◆ Aim ◆
Read through the entries below and return each line with the word "superintendence".

Collected data entries
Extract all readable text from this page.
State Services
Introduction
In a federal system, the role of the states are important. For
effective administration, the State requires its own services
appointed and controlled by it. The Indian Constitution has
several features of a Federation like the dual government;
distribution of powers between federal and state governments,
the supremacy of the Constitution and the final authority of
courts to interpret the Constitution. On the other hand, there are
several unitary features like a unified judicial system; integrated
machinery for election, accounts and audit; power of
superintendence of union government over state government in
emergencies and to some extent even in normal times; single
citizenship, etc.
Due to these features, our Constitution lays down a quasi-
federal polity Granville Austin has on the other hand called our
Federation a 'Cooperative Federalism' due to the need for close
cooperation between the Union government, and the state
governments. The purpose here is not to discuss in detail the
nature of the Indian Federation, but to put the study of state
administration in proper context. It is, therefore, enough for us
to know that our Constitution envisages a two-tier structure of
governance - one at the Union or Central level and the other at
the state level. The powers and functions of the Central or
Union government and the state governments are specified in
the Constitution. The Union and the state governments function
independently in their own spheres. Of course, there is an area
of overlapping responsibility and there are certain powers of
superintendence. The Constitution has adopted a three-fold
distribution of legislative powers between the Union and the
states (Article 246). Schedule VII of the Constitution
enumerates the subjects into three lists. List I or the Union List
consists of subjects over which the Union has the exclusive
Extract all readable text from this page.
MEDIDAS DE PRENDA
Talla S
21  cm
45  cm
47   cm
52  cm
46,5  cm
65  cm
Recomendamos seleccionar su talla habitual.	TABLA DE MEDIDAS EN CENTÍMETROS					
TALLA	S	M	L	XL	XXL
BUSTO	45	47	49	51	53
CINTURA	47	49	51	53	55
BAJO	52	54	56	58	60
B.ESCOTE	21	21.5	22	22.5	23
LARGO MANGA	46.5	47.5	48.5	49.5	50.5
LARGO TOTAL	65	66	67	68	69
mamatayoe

...

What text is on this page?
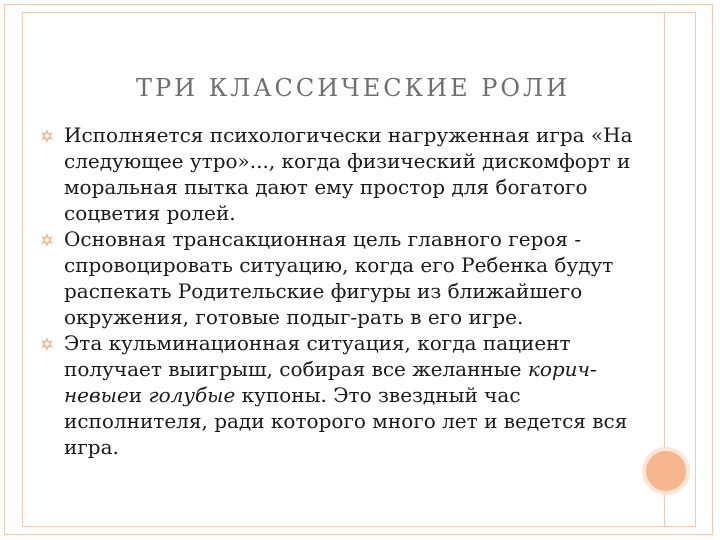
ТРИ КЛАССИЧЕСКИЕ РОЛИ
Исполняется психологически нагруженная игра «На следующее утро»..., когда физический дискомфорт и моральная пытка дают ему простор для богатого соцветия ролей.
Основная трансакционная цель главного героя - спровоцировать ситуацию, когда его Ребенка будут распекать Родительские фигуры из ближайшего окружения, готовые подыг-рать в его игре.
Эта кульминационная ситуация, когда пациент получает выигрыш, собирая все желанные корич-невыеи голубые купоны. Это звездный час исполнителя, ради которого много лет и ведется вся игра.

◆ Finished task ◆
superintendence of union government over state government in
superintendence. The Constitution has adopted a three-fold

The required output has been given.